◆ **TASK**: Scan the data below. Pull out each line where "Japan" occurs.

◆ **DATASET RECORDS**:

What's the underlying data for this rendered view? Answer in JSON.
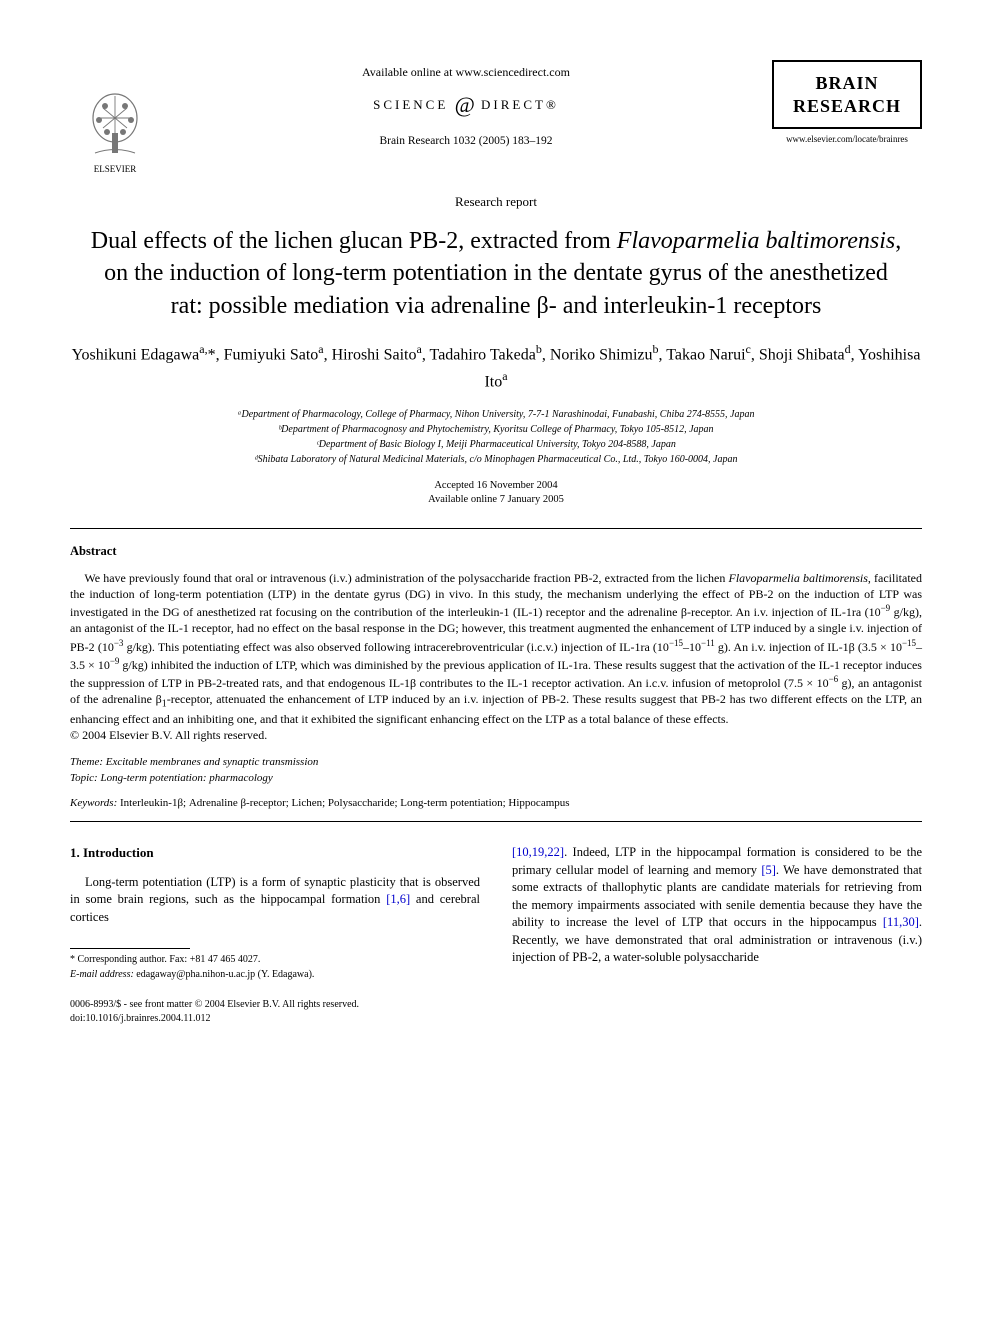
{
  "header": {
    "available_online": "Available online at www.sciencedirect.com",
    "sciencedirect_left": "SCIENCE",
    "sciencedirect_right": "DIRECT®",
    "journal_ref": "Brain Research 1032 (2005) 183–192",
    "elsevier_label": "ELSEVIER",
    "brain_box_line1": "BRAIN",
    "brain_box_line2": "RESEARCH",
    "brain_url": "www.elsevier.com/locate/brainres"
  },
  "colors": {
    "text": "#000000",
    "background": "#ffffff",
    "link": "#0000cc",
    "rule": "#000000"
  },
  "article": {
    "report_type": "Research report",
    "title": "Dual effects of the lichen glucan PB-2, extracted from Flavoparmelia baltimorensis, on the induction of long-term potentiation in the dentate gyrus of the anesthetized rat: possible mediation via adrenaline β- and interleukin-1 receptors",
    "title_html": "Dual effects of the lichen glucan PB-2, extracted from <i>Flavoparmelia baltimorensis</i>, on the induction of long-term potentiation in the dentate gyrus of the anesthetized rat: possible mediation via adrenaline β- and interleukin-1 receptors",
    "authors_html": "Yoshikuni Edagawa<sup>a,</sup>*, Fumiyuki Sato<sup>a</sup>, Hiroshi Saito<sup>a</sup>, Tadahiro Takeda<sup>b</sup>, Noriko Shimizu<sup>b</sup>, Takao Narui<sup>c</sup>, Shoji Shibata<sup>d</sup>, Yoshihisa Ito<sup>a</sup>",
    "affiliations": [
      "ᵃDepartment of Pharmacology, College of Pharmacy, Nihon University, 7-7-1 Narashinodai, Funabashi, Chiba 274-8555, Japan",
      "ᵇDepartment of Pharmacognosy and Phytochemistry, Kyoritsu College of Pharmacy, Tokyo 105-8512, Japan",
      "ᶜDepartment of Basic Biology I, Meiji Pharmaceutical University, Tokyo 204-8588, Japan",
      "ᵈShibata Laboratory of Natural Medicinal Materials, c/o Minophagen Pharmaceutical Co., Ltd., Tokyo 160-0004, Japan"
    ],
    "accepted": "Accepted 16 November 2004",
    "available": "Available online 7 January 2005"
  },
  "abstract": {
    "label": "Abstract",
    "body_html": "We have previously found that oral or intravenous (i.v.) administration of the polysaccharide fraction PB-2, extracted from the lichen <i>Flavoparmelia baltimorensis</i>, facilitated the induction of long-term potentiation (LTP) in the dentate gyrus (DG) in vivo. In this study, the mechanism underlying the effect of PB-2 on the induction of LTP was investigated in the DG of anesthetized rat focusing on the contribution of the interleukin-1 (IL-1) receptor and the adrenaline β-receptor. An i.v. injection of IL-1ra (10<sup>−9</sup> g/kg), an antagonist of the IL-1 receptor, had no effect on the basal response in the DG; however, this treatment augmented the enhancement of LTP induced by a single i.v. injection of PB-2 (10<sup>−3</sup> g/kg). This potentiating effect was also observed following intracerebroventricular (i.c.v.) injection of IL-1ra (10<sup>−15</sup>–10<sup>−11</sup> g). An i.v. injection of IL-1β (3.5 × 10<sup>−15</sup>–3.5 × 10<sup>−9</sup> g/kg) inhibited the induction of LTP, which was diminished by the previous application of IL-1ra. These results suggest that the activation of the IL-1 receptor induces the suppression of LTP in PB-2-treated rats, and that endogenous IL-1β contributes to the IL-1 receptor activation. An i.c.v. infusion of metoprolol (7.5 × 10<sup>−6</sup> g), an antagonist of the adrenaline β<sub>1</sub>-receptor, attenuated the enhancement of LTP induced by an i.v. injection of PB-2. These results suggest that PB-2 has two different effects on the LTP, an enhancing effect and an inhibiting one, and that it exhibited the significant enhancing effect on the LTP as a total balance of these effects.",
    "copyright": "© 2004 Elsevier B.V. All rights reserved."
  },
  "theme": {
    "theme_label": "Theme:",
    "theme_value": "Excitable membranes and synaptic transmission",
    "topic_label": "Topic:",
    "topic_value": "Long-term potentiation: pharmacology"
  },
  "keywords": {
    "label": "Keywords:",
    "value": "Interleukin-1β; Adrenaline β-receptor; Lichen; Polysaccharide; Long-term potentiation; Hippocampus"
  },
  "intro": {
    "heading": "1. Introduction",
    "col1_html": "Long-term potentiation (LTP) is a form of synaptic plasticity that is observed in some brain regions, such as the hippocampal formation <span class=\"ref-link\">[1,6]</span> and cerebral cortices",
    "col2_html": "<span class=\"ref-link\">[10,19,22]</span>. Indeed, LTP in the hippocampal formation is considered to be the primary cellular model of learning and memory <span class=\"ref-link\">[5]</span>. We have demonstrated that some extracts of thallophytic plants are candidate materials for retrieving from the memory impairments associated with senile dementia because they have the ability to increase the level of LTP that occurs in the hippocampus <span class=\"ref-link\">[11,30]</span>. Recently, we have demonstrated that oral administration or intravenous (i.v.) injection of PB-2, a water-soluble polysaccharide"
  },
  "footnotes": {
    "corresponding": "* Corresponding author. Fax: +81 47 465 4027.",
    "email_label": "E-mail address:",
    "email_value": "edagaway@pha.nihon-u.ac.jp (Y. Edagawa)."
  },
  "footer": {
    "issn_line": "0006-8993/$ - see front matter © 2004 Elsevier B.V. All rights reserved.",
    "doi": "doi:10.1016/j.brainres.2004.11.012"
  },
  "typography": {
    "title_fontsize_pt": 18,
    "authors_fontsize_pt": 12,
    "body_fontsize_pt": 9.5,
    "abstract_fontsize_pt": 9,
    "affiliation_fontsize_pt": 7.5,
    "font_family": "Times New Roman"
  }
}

◆ **SOLUTION BELOW**:
      "ᵃDepartment of Pharmacology, College of Pharmacy, Nihon University, 7-7-1 Narashinodai, Funabashi, Chiba 274-8555, Japan",
      "ᵇDepartment of Pharmacognosy and Phytochemistry, Kyoritsu College of Pharmacy, Tokyo 105-8512, Japan",
      "ᶜDepartment of Basic Biology I, Meiji Pharmaceutical University, Tokyo 204-8588, Japan",
      "ᵈShibata Laboratory of Natural Medicinal Materials, c/o Minophagen Pharmaceutical Co., Ltd., Tokyo 160-0004, Japan"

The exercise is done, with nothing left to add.